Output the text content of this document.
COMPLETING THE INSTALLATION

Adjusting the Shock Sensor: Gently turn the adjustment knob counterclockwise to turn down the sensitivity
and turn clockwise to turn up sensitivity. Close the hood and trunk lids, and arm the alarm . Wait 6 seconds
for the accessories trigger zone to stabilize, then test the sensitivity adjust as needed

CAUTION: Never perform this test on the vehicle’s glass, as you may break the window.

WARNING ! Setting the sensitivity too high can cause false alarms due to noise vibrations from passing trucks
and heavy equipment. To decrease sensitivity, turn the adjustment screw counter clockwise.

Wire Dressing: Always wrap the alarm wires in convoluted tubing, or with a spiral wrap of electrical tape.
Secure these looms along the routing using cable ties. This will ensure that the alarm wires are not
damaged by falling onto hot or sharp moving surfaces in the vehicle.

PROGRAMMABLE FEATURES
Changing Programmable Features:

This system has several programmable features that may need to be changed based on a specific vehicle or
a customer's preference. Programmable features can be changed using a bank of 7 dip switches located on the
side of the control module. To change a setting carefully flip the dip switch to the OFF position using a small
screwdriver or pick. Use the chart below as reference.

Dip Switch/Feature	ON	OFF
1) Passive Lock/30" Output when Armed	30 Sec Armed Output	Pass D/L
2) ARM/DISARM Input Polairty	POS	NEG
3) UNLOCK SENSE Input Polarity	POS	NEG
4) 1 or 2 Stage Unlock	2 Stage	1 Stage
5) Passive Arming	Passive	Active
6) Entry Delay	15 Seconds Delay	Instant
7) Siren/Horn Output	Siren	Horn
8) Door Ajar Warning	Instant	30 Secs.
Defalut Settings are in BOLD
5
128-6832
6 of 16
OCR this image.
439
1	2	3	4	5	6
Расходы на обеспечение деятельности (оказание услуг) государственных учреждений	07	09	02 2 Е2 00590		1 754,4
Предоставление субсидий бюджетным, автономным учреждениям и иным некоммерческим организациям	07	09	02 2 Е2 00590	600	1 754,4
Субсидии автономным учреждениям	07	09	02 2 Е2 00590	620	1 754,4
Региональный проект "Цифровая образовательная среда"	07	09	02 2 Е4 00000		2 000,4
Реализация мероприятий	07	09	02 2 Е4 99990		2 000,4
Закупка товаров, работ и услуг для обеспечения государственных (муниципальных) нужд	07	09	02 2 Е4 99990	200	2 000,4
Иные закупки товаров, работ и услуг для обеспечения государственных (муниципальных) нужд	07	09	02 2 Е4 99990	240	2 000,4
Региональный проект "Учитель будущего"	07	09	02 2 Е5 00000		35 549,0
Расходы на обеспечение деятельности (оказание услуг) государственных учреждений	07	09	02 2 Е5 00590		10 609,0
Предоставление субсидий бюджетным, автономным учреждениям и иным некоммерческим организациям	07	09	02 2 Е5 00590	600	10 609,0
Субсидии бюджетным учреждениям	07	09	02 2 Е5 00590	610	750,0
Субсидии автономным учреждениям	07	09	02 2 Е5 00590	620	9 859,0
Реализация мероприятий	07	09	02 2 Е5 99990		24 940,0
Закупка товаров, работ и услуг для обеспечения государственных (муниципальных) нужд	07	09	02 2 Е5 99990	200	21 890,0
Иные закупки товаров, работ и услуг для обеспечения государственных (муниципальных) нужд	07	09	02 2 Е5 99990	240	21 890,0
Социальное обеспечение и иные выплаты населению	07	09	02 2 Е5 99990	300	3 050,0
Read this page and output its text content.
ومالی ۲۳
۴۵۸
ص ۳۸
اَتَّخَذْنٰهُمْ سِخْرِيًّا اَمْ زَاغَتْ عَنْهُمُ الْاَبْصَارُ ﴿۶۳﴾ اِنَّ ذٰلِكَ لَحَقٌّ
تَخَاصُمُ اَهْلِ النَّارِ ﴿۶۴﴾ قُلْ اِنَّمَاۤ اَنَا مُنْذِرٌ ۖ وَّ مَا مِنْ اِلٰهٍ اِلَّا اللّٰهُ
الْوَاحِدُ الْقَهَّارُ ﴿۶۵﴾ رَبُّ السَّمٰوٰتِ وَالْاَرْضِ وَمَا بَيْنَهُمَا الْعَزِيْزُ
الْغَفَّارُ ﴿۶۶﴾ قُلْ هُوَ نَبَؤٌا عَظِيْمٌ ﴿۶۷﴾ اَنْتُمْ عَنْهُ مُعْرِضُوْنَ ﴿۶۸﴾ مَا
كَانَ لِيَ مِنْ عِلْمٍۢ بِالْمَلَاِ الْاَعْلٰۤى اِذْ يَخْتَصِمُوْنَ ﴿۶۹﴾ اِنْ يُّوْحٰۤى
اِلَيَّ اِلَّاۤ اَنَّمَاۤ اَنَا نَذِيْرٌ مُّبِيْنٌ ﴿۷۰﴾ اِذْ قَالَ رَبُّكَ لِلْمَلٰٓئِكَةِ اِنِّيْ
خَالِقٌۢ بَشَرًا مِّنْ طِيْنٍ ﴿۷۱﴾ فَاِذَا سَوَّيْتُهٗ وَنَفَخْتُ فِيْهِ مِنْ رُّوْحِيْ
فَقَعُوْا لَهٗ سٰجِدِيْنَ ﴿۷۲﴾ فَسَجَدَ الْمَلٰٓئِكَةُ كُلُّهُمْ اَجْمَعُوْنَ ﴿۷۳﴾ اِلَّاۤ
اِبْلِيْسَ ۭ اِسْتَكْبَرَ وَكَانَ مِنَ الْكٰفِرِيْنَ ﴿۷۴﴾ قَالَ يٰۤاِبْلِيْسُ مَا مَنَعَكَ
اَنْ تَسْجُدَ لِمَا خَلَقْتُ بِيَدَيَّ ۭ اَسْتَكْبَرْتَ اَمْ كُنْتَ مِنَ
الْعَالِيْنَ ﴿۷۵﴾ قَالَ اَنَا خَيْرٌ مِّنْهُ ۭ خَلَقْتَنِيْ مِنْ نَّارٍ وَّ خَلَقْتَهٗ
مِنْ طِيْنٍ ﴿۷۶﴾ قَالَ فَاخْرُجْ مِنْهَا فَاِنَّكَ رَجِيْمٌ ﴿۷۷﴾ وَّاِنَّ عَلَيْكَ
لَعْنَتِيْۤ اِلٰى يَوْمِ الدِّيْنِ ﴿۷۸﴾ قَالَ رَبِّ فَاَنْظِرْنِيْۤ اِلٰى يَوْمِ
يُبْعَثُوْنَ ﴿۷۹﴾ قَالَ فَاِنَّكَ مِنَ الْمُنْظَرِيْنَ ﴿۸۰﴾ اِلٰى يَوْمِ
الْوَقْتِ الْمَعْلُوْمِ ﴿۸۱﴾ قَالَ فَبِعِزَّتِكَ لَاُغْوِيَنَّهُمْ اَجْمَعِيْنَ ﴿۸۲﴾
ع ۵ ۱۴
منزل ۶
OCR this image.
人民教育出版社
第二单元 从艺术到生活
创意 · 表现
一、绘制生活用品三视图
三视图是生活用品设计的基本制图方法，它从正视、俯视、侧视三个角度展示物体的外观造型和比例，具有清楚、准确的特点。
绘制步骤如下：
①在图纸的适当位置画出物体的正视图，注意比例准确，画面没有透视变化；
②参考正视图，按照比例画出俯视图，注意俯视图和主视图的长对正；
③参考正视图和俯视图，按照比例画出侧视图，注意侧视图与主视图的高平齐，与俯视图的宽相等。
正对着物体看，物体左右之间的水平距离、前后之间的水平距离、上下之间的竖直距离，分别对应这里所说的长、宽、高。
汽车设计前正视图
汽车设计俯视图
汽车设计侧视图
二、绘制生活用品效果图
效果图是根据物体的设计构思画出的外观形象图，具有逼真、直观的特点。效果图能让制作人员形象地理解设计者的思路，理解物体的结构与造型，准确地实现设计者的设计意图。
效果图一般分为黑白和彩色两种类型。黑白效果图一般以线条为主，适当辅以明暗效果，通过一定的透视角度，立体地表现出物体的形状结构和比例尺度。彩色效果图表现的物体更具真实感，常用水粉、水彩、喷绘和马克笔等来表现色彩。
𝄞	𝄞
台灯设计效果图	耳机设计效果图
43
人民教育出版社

---

_Problem description_: Among the records above, find each line holding the string "деятельности" and pull it out.

_Complete answer_:
Расходы на обеспечение деятельности (оказание услуг) государственных учреждений	07	09	02 2 Е2 00590		1 754,4
Расходы на обеспечение деятельности (оказание услуг) государственных учреждений	07	09	02 2 Е5 00590		10 609,0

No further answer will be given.